Work to complete
Reproduce all entries verbatim, with nothing added or dropped.

Data entries
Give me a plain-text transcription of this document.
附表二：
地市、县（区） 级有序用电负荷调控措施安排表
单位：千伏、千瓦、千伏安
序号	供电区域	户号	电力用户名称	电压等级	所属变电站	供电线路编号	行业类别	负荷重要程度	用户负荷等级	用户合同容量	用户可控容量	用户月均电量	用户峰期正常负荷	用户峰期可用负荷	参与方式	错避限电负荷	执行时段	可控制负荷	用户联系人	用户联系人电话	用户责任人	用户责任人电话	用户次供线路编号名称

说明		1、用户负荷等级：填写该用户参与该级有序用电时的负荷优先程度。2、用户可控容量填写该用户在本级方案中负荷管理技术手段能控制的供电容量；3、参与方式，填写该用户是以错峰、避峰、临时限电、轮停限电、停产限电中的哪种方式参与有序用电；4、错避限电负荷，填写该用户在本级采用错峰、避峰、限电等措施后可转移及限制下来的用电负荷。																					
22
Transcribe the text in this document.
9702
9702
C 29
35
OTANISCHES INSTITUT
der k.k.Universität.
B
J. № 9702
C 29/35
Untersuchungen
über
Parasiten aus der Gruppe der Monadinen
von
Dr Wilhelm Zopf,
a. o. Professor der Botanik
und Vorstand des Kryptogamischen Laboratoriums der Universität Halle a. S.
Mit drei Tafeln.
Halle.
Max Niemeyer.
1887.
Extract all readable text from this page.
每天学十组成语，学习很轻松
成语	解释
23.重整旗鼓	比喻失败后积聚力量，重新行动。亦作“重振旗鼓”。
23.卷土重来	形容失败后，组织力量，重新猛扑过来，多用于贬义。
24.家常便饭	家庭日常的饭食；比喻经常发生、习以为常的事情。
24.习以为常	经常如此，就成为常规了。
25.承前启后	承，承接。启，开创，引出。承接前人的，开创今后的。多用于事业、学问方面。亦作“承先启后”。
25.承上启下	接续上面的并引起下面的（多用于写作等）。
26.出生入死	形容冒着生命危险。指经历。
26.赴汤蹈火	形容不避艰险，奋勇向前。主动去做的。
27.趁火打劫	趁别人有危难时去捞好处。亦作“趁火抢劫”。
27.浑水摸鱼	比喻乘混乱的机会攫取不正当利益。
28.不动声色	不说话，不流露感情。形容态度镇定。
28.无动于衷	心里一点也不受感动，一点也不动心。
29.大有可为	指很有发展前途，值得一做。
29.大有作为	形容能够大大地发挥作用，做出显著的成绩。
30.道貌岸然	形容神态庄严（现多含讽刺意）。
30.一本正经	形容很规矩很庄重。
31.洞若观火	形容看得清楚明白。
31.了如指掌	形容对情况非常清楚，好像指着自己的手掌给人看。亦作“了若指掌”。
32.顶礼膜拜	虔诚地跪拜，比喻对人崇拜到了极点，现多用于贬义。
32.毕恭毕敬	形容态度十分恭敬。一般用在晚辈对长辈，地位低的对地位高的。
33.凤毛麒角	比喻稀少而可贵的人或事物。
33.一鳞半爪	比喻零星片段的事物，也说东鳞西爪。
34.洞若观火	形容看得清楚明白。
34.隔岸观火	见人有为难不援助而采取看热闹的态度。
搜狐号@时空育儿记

Exercise answer
Give me a plain-text transcription of this document.
附表二：
地市、县（区） 级有序用电负荷调控措施安排表
单位：千伏、千瓦、千伏安
序号	供电区域	户号	电力用户名称	电压等级	所属变电站	供电线路编号	行业类别	负荷重要程度	用户负荷等级	用户合同容量	用户可控容量	用户月均电量	用户峰期正常负荷	用户峰期可用负荷	参与方式	错避限电负荷	执行时段	可控制负荷	用户联系人	用户联系人电话	用户责任人	用户责任人电话	用户次供线路编号名称

说明		1、用户负荷等级：填写该用户参与该级有序用电时的负荷优先程度。2、用户可控容量填写该用户在本级方案中负荷管理技术手段能控制的供电容量；3、参与方式，填写该用户是以错峰、避峰、临时限电、轮停限电、停产限电中的哪种方式参与有序用电；4、错避限电负荷，填写该用户在本级采用错峰、避峰、限电等措施后可转移及限制下来的用电负荷。																					
22
Transcribe the text in this document.
9702
9702
C 29
35
OTANISCHES INSTITUT
der k.k.Universität.
B
J. № 9702
C 29/35
Untersuchungen
über
Parasiten aus der Gruppe der Monadinen
von
Dr Wilhelm Zopf,
a. o. Professor der Botanik
und Vorstand des Kryptogamischen Laboratoriums der Universität Halle a. S.
Mit drei Tafeln.
Halle.
Max Niemeyer.
1887.
Extract all readable text from this page.
每天学十组成语，学习很轻松
成语	解释
23.重整旗鼓	比喻失败后积聚力量，重新行动。亦作“重振旗鼓”。
23.卷土重来	形容失败后，组织力量，重新猛扑过来，多用于贬义。
24.家常便饭	家庭日常的饭食；比喻经常发生、习以为常的事情。
24.习以为常	经常如此，就成为常规了。
25.承前启后	承，承接。启，开创，引出。承接前人的，开创今后的。多用于事业、学问方面。亦作“承先启后”。
25.承上启下	接续上面的并引起下面的（多用于写作等）。
26.出生入死	形容冒着生命危险。指经历。
26.赴汤蹈火	形容不避艰险，奋勇向前。主动去做的。
27.趁火打劫	趁别人有危难时去捞好处。亦作“趁火抢劫”。
27.浑水摸鱼	比喻乘混乱的机会攫取不正当利益。
28.不动声色	不说话，不流露感情。形容态度镇定。
28.无动于衷	心里一点也不受感动，一点也不动心。
29.大有可为	指很有发展前途，值得一做。
29.大有作为	形容能够大大地发挥作用，做出显著的成绩。
30.道貌岸然	形容神态庄严（现多含讽刺意）。
30.一本正经	形容很规矩很庄重。
31.洞若观火	形容看得清楚明白。
31.了如指掌	形容对情况非常清楚，好像指着自己的手掌给人看。亦作“了若指掌”。
32.顶礼膜拜	虔诚地跪拜，比喻对人崇拜到了极点，现多用于贬义。
32.毕恭毕敬	形容态度十分恭敬。一般用在晚辈对长辈，地位低的对地位高的。
33.凤毛麒角	比喻稀少而可贵的人或事物。
33.一鳞半爪	比喻零星片段的事物，也说东鳞西爪。
34.洞若观火	形容看得清楚明白。
34.隔岸观火	见人有为难不援助而采取看热闹的态度。
搜狐号@时空育儿记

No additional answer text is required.